Stored items:
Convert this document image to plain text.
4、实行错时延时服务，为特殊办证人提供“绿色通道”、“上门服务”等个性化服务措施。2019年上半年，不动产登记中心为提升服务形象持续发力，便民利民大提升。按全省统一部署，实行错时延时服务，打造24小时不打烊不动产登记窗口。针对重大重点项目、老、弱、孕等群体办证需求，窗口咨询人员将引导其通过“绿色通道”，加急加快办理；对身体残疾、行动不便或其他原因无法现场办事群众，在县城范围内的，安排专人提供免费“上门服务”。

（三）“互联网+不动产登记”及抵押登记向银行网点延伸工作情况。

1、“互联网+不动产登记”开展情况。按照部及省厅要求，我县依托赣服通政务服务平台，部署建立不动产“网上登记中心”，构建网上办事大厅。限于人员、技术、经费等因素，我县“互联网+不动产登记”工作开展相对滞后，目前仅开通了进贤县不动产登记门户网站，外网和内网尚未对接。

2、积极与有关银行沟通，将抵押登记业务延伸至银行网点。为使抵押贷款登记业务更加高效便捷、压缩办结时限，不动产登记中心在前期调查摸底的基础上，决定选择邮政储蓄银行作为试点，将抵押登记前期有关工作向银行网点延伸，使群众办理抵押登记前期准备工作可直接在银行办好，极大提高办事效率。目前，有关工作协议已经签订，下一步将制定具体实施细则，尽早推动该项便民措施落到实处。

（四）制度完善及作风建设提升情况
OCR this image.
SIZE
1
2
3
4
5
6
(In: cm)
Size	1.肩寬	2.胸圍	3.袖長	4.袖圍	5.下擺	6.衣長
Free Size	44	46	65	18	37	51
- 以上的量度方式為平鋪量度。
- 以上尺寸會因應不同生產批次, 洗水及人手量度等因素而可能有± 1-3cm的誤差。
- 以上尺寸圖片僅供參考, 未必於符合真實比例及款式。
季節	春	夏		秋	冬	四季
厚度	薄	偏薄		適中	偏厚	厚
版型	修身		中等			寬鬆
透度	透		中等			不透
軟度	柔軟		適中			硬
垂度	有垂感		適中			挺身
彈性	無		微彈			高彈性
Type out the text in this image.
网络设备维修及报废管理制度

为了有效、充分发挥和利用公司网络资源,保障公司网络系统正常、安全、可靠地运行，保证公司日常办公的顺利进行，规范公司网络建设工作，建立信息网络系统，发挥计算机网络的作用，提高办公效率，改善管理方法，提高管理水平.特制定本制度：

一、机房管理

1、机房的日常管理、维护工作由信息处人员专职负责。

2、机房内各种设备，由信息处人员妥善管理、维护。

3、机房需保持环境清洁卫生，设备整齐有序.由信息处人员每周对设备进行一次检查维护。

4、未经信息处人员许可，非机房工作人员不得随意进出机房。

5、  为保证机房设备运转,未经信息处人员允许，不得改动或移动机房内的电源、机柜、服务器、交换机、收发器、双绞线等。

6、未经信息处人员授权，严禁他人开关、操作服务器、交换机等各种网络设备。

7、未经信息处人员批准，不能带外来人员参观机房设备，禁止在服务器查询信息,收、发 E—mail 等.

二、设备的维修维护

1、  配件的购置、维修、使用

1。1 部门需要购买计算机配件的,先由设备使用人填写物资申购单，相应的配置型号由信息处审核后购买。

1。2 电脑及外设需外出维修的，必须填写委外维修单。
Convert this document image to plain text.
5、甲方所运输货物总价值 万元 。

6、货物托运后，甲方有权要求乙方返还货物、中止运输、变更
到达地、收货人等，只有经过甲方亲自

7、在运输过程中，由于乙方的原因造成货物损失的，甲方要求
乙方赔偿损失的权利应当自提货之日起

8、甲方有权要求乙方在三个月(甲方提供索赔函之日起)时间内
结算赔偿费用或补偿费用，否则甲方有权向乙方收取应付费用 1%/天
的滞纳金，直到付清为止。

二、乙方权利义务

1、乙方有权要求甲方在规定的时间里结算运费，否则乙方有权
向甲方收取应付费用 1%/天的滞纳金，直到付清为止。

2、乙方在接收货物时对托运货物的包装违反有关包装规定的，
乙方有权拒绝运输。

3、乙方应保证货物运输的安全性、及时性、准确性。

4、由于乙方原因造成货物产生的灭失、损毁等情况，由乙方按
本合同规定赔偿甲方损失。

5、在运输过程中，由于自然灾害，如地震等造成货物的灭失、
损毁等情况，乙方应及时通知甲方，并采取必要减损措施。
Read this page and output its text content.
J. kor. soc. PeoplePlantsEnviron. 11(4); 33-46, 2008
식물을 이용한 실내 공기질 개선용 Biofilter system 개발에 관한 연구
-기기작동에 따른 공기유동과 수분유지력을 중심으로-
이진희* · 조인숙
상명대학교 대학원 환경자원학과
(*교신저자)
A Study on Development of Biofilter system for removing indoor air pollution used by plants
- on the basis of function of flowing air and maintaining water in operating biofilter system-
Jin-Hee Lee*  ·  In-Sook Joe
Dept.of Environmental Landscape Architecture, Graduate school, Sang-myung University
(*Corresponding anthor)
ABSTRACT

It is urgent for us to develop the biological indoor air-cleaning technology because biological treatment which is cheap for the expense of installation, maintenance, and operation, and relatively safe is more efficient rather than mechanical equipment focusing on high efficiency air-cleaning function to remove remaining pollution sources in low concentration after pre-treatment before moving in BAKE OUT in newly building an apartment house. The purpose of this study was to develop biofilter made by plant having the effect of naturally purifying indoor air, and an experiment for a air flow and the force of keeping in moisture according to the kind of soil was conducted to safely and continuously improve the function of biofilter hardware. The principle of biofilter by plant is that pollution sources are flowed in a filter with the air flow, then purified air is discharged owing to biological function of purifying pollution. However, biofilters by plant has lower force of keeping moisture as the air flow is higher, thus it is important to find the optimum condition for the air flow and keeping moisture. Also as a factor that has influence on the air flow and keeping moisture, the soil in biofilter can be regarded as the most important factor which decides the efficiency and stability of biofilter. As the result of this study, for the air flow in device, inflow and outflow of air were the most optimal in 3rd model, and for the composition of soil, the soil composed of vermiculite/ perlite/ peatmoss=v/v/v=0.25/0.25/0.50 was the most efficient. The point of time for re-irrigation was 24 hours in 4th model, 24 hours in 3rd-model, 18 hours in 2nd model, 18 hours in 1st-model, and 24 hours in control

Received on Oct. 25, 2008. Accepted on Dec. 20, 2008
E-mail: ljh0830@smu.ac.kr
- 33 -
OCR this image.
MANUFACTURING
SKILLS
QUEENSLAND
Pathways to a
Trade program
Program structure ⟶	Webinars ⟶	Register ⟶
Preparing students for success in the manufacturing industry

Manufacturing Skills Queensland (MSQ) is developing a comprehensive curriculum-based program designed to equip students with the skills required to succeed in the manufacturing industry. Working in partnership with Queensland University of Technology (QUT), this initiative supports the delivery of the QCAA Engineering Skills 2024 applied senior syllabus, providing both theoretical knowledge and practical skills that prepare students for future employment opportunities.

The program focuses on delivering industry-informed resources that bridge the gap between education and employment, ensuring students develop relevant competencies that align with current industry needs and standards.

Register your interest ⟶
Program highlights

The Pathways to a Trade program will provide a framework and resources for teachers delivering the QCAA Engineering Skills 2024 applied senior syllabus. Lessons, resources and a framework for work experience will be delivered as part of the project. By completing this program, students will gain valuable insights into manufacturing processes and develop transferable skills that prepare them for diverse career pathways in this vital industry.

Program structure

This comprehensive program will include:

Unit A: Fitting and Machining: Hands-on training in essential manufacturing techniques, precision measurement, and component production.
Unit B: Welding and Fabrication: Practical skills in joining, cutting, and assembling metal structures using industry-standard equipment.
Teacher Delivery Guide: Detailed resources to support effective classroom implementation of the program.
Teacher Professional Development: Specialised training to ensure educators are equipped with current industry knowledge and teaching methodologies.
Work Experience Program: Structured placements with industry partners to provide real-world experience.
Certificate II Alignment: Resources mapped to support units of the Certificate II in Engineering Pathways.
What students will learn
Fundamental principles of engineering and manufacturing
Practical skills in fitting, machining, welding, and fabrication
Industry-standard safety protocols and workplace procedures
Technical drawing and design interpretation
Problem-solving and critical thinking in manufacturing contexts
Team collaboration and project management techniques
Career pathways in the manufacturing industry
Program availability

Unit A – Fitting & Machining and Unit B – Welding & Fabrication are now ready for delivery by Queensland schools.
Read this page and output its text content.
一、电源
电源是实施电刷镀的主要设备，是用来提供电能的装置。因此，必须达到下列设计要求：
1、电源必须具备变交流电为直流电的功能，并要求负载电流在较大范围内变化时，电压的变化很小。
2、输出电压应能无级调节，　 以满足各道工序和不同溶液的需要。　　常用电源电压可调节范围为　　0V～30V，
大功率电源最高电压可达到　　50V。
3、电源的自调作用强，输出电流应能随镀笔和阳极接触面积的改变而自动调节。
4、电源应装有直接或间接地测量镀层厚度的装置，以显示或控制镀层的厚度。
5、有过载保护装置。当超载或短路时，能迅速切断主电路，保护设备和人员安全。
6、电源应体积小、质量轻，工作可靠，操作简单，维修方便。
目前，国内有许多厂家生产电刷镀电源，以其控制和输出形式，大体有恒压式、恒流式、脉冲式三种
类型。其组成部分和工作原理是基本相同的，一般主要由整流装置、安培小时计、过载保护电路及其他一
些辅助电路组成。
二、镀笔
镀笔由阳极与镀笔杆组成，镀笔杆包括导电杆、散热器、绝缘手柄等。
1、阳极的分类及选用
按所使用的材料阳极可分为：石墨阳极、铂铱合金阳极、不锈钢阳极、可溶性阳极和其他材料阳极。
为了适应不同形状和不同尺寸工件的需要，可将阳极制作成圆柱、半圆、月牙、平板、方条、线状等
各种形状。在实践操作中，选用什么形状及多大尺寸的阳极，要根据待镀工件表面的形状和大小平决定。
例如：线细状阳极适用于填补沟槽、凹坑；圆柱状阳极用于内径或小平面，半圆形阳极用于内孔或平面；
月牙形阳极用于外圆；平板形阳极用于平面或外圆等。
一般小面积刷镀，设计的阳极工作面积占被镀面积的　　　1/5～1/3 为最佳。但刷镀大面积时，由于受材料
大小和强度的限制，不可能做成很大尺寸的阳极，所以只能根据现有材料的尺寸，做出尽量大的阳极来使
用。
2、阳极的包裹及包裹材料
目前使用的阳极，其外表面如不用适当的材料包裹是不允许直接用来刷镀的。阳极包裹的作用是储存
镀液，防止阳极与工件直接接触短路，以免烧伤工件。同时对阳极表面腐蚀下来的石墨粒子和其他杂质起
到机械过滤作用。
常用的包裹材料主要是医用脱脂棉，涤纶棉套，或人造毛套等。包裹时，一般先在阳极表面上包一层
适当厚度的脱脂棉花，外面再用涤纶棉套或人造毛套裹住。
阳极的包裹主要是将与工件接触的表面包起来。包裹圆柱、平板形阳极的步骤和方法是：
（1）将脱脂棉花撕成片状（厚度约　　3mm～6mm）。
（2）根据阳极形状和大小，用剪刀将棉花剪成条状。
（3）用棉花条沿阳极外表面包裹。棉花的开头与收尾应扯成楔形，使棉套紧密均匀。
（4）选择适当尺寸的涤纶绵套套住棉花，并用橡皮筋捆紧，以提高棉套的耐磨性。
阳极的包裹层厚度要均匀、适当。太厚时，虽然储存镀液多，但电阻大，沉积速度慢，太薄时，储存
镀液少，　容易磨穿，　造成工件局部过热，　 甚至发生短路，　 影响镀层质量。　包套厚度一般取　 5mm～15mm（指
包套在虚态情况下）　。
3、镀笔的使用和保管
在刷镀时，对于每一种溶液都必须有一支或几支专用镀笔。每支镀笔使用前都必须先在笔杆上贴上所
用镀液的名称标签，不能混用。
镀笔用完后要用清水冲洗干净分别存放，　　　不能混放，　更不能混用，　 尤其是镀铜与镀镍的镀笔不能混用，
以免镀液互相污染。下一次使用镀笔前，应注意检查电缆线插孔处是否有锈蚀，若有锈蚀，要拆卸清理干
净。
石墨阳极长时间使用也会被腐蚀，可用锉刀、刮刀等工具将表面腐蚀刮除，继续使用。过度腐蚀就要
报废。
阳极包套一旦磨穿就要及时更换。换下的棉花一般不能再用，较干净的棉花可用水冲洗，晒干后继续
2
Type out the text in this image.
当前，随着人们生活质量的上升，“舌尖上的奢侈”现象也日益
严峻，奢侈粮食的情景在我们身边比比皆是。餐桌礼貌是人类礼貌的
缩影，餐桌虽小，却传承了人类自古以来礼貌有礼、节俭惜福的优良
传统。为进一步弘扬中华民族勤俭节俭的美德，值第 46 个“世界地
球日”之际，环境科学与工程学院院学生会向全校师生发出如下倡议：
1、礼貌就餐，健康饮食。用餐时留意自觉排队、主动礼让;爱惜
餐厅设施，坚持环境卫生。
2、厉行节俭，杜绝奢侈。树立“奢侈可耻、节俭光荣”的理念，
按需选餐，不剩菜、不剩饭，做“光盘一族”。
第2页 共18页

• **Prompt**:
Point out every line holding the string "mail" and copy it.

• **Complete output**:
7、未经信息处人员批准，不能带外来人员参观机房设备，禁止在服务器查询信息,收、发 E—mail 等.
E-mail: ljh0830@smu.ac.kr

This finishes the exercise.